━━━ RECORDS SUPPLIED
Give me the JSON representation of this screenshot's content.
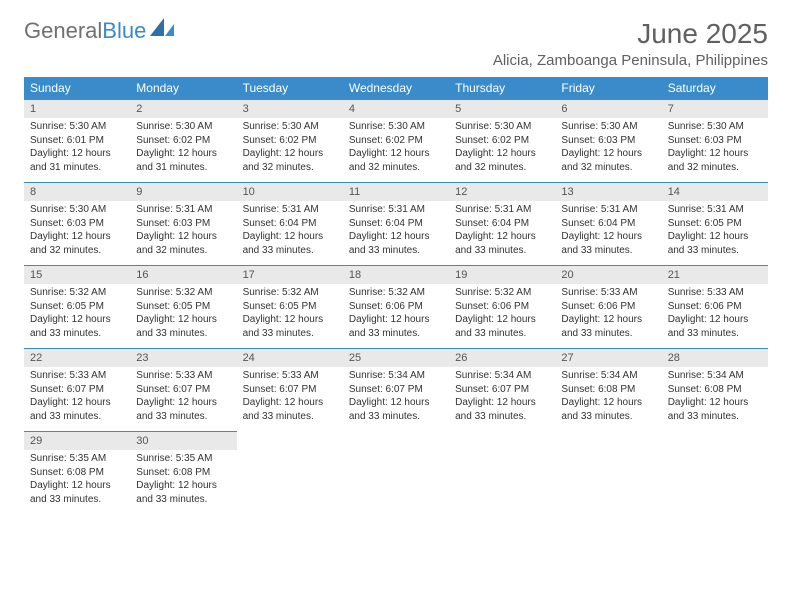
{
  "logo": {
    "text_gray": "General",
    "text_blue": "Blue"
  },
  "header": {
    "month_title": "June 2025",
    "location": "Alicia, Zamboanga Peninsula, Philippines"
  },
  "colors": {
    "header_bg": "#3a8bc9",
    "header_text": "#ffffff",
    "daynum_bg": "#e9e9e9",
    "daynum_border": "#3a8bc9",
    "body_text": "#333333",
    "logo_gray": "#707070",
    "logo_blue": "#3a8bc9",
    "title_color": "#606060"
  },
  "day_names": [
    "Sunday",
    "Monday",
    "Tuesday",
    "Wednesday",
    "Thursday",
    "Friday",
    "Saturday"
  ],
  "weeks": [
    {
      "nums": [
        "1",
        "2",
        "3",
        "4",
        "5",
        "6",
        "7"
      ],
      "cells": [
        {
          "sunrise": "Sunrise: 5:30 AM",
          "sunset": "Sunset: 6:01 PM",
          "day1": "Daylight: 12 hours",
          "day2": "and 31 minutes."
        },
        {
          "sunrise": "Sunrise: 5:30 AM",
          "sunset": "Sunset: 6:02 PM",
          "day1": "Daylight: 12 hours",
          "day2": "and 31 minutes."
        },
        {
          "sunrise": "Sunrise: 5:30 AM",
          "sunset": "Sunset: 6:02 PM",
          "day1": "Daylight: 12 hours",
          "day2": "and 32 minutes."
        },
        {
          "sunrise": "Sunrise: 5:30 AM",
          "sunset": "Sunset: 6:02 PM",
          "day1": "Daylight: 12 hours",
          "day2": "and 32 minutes."
        },
        {
          "sunrise": "Sunrise: 5:30 AM",
          "sunset": "Sunset: 6:02 PM",
          "day1": "Daylight: 12 hours",
          "day2": "and 32 minutes."
        },
        {
          "sunrise": "Sunrise: 5:30 AM",
          "sunset": "Sunset: 6:03 PM",
          "day1": "Daylight: 12 hours",
          "day2": "and 32 minutes."
        },
        {
          "sunrise": "Sunrise: 5:30 AM",
          "sunset": "Sunset: 6:03 PM",
          "day1": "Daylight: 12 hours",
          "day2": "and 32 minutes."
        }
      ]
    },
    {
      "nums": [
        "8",
        "9",
        "10",
        "11",
        "12",
        "13",
        "14"
      ],
      "cells": [
        {
          "sunrise": "Sunrise: 5:30 AM",
          "sunset": "Sunset: 6:03 PM",
          "day1": "Daylight: 12 hours",
          "day2": "and 32 minutes."
        },
        {
          "sunrise": "Sunrise: 5:31 AM",
          "sunset": "Sunset: 6:03 PM",
          "day1": "Daylight: 12 hours",
          "day2": "and 32 minutes."
        },
        {
          "sunrise": "Sunrise: 5:31 AM",
          "sunset": "Sunset: 6:04 PM",
          "day1": "Daylight: 12 hours",
          "day2": "and 33 minutes."
        },
        {
          "sunrise": "Sunrise: 5:31 AM",
          "sunset": "Sunset: 6:04 PM",
          "day1": "Daylight: 12 hours",
          "day2": "and 33 minutes."
        },
        {
          "sunrise": "Sunrise: 5:31 AM",
          "sunset": "Sunset: 6:04 PM",
          "day1": "Daylight: 12 hours",
          "day2": "and 33 minutes."
        },
        {
          "sunrise": "Sunrise: 5:31 AM",
          "sunset": "Sunset: 6:04 PM",
          "day1": "Daylight: 12 hours",
          "day2": "and 33 minutes."
        },
        {
          "sunrise": "Sunrise: 5:31 AM",
          "sunset": "Sunset: 6:05 PM",
          "day1": "Daylight: 12 hours",
          "day2": "and 33 minutes."
        }
      ]
    },
    {
      "nums": [
        "15",
        "16",
        "17",
        "18",
        "19",
        "20",
        "21"
      ],
      "cells": [
        {
          "sunrise": "Sunrise: 5:32 AM",
          "sunset": "Sunset: 6:05 PM",
          "day1": "Daylight: 12 hours",
          "day2": "and 33 minutes."
        },
        {
          "sunrise": "Sunrise: 5:32 AM",
          "sunset": "Sunset: 6:05 PM",
          "day1": "Daylight: 12 hours",
          "day2": "and 33 minutes."
        },
        {
          "sunrise": "Sunrise: 5:32 AM",
          "sunset": "Sunset: 6:05 PM",
          "day1": "Daylight: 12 hours",
          "day2": "and 33 minutes."
        },
        {
          "sunrise": "Sunrise: 5:32 AM",
          "sunset": "Sunset: 6:06 PM",
          "day1": "Daylight: 12 hours",
          "day2": "and 33 minutes."
        },
        {
          "sunrise": "Sunrise: 5:32 AM",
          "sunset": "Sunset: 6:06 PM",
          "day1": "Daylight: 12 hours",
          "day2": "and 33 minutes."
        },
        {
          "sunrise": "Sunrise: 5:33 AM",
          "sunset": "Sunset: 6:06 PM",
          "day1": "Daylight: 12 hours",
          "day2": "and 33 minutes."
        },
        {
          "sunrise": "Sunrise: 5:33 AM",
          "sunset": "Sunset: 6:06 PM",
          "day1": "Daylight: 12 hours",
          "day2": "and 33 minutes."
        }
      ]
    },
    {
      "nums": [
        "22",
        "23",
        "24",
        "25",
        "26",
        "27",
        "28"
      ],
      "cells": [
        {
          "sunrise": "Sunrise: 5:33 AM",
          "sunset": "Sunset: 6:07 PM",
          "day1": "Daylight: 12 hours",
          "day2": "and 33 minutes."
        },
        {
          "sunrise": "Sunrise: 5:33 AM",
          "sunset": "Sunset: 6:07 PM",
          "day1": "Daylight: 12 hours",
          "day2": "and 33 minutes."
        },
        {
          "sunrise": "Sunrise: 5:33 AM",
          "sunset": "Sunset: 6:07 PM",
          "day1": "Daylight: 12 hours",
          "day2": "and 33 minutes."
        },
        {
          "sunrise": "Sunrise: 5:34 AM",
          "sunset": "Sunset: 6:07 PM",
          "day1": "Daylight: 12 hours",
          "day2": "and 33 minutes."
        },
        {
          "sunrise": "Sunrise: 5:34 AM",
          "sunset": "Sunset: 6:07 PM",
          "day1": "Daylight: 12 hours",
          "day2": "and 33 minutes."
        },
        {
          "sunrise": "Sunrise: 5:34 AM",
          "sunset": "Sunset: 6:08 PM",
          "day1": "Daylight: 12 hours",
          "day2": "and 33 minutes."
        },
        {
          "sunrise": "Sunrise: 5:34 AM",
          "sunset": "Sunset: 6:08 PM",
          "day1": "Daylight: 12 hours",
          "day2": "and 33 minutes."
        }
      ]
    },
    {
      "nums": [
        "29",
        "30",
        "",
        "",
        "",
        "",
        ""
      ],
      "cells": [
        {
          "sunrise": "Sunrise: 5:35 AM",
          "sunset": "Sunset: 6:08 PM",
          "day1": "Daylight: 12 hours",
          "day2": "and 33 minutes."
        },
        {
          "sunrise": "Sunrise: 5:35 AM",
          "sunset": "Sunset: 6:08 PM",
          "day1": "Daylight: 12 hours",
          "day2": "and 33 minutes."
        },
        null,
        null,
        null,
        null,
        null
      ]
    }
  ]
}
━━━━━━
» WHAT IS ASKED: Output the lines above in full and exactly as given, omitting any pictures.

» IN RESPONSE:
Give me the JSON representation of this screenshot's content.
{
  "logo": {
    "text_gray": "General",
    "text_blue": "Blue"
  },
  "header": {
    "month_title": "June 2025",
    "location": "Alicia, Zamboanga Peninsula, Philippines"
  },
  "colors": {
    "header_bg": "#3a8bc9",
    "header_text": "#ffffff",
    "daynum_bg": "#e9e9e9",
    "daynum_border": "#3a8bc9",
    "body_text": "#333333",
    "logo_gray": "#707070",
    "logo_blue": "#3a8bc9",
    "title_color": "#606060"
  },
  "day_names": [
    "Sunday",
    "Monday",
    "Tuesday",
    "Wednesday",
    "Thursday",
    "Friday",
    "Saturday"
  ],
  "weeks": [
    {
      "nums": [
        "1",
        "2",
        "3",
        "4",
        "5",
        "6",
        "7"
      ],
      "cells": [
        {
          "sunrise": "Sunrise: 5:30 AM",
          "sunset": "Sunset: 6:01 PM",
          "day1": "Daylight: 12 hours",
          "day2": "and 31 minutes."
        },
        {
          "sunrise": "Sunrise: 5:30 AM",
          "sunset": "Sunset: 6:02 PM",
          "day1": "Daylight: 12 hours",
          "day2": "and 31 minutes."
        },
        {
          "sunrise": "Sunrise: 5:30 AM",
          "sunset": "Sunset: 6:02 PM",
          "day1": "Daylight: 12 hours",
          "day2": "and 32 minutes."
        },
        {
          "sunrise": "Sunrise: 5:30 AM",
          "sunset": "Sunset: 6:02 PM",
          "day1": "Daylight: 12 hours",
          "day2": "and 32 minutes."
        },
        {
          "sunrise": "Sunrise: 5:30 AM",
          "sunset": "Sunset: 6:02 PM",
          "day1": "Daylight: 12 hours",
          "day2": "and 32 minutes."
        },
        {
          "sunrise": "Sunrise: 5:30 AM",
          "sunset": "Sunset: 6:03 PM",
          "day1": "Daylight: 12 hours",
          "day2": "and 32 minutes."
        },
        {
          "sunrise": "Sunrise: 5:30 AM",
          "sunset": "Sunset: 6:03 PM",
          "day1": "Daylight: 12 hours",
          "day2": "and 32 minutes."
        }
      ]
    },
    {
      "nums": [
        "8",
        "9",
        "10",
        "11",
        "12",
        "13",
        "14"
      ],
      "cells": [
        {
          "sunrise": "Sunrise: 5:30 AM",
          "sunset": "Sunset: 6:03 PM",
          "day1": "Daylight: 12 hours",
          "day2": "and 32 minutes."
        },
        {
          "sunrise": "Sunrise: 5:31 AM",
          "sunset": "Sunset: 6:03 PM",
          "day1": "Daylight: 12 hours",
          "day2": "and 32 minutes."
        },
        {
          "sunrise": "Sunrise: 5:31 AM",
          "sunset": "Sunset: 6:04 PM",
          "day1": "Daylight: 12 hours",
          "day2": "and 33 minutes."
        },
        {
          "sunrise": "Sunrise: 5:31 AM",
          "sunset": "Sunset: 6:04 PM",
          "day1": "Daylight: 12 hours",
          "day2": "and 33 minutes."
        },
        {
          "sunrise": "Sunrise: 5:31 AM",
          "sunset": "Sunset: 6:04 PM",
          "day1": "Daylight: 12 hours",
          "day2": "and 33 minutes."
        },
        {
          "sunrise": "Sunrise: 5:31 AM",
          "sunset": "Sunset: 6:04 PM",
          "day1": "Daylight: 12 hours",
          "day2": "and 33 minutes."
        },
        {
          "sunrise": "Sunrise: 5:31 AM",
          "sunset": "Sunset: 6:05 PM",
          "day1": "Daylight: 12 hours",
          "day2": "and 33 minutes."
        }
      ]
    },
    {
      "nums": [
        "15",
        "16",
        "17",
        "18",
        "19",
        "20",
        "21"
      ],
      "cells": [
        {
          "sunrise": "Sunrise: 5:32 AM",
          "sunset": "Sunset: 6:05 PM",
          "day1": "Daylight: 12 hours",
          "day2": "and 33 minutes."
        },
        {
          "sunrise": "Sunrise: 5:32 AM",
          "sunset": "Sunset: 6:05 PM",
          "day1": "Daylight: 12 hours",
          "day2": "and 33 minutes."
        },
        {
          "sunrise": "Sunrise: 5:32 AM",
          "sunset": "Sunset: 6:05 PM",
          "day1": "Daylight: 12 hours",
          "day2": "and 33 minutes."
        },
        {
          "sunrise": "Sunrise: 5:32 AM",
          "sunset": "Sunset: 6:06 PM",
          "day1": "Daylight: 12 hours",
          "day2": "and 33 minutes."
        },
        {
          "sunrise": "Sunrise: 5:32 AM",
          "sunset": "Sunset: 6:06 PM",
          "day1": "Daylight: 12 hours",
          "day2": "and 33 minutes."
        },
        {
          "sunrise": "Sunrise: 5:33 AM",
          "sunset": "Sunset: 6:06 PM",
          "day1": "Daylight: 12 hours",
          "day2": "and 33 minutes."
        },
        {
          "sunrise": "Sunrise: 5:33 AM",
          "sunset": "Sunset: 6:06 PM",
          "day1": "Daylight: 12 hours",
          "day2": "and 33 minutes."
        }
      ]
    },
    {
      "nums": [
        "22",
        "23",
        "24",
        "25",
        "26",
        "27",
        "28"
      ],
      "cells": [
        {
          "sunrise": "Sunrise: 5:33 AM",
          "sunset": "Sunset: 6:07 PM",
          "day1": "Daylight: 12 hours",
          "day2": "and 33 minutes."
        },
        {
          "sunrise": "Sunrise: 5:33 AM",
          "sunset": "Sunset: 6:07 PM",
          "day1": "Daylight: 12 hours",
          "day2": "and 33 minutes."
        },
        {
          "sunrise": "Sunrise: 5:33 AM",
          "sunset": "Sunset: 6:07 PM",
          "day1": "Daylight: 12 hours",
          "day2": "and 33 minutes."
        },
        {
          "sunrise": "Sunrise: 5:34 AM",
          "sunset": "Sunset: 6:07 PM",
          "day1": "Daylight: 12 hours",
          "day2": "and 33 minutes."
        },
        {
          "sunrise": "Sunrise: 5:34 AM",
          "sunset": "Sunset: 6:07 PM",
          "day1": "Daylight: 12 hours",
          "day2": "and 33 minutes."
        },
        {
          "sunrise": "Sunrise: 5:34 AM",
          "sunset": "Sunset: 6:08 PM",
          "day1": "Daylight: 12 hours",
          "day2": "and 33 minutes."
        },
        {
          "sunrise": "Sunrise: 5:34 AM",
          "sunset": "Sunset: 6:08 PM",
          "day1": "Daylight: 12 hours",
          "day2": "and 33 minutes."
        }
      ]
    },
    {
      "nums": [
        "29",
        "30",
        "",
        "",
        "",
        "",
        ""
      ],
      "cells": [
        {
          "sunrise": "Sunrise: 5:35 AM",
          "sunset": "Sunset: 6:08 PM",
          "day1": "Daylight: 12 hours",
          "day2": "and 33 minutes."
        },
        {
          "sunrise": "Sunrise: 5:35 AM",
          "sunset": "Sunset: 6:08 PM",
          "day1": "Daylight: 12 hours",
          "day2": "and 33 minutes."
        },
        null,
        null,
        null,
        null,
        null
      ]
    }
  ]
}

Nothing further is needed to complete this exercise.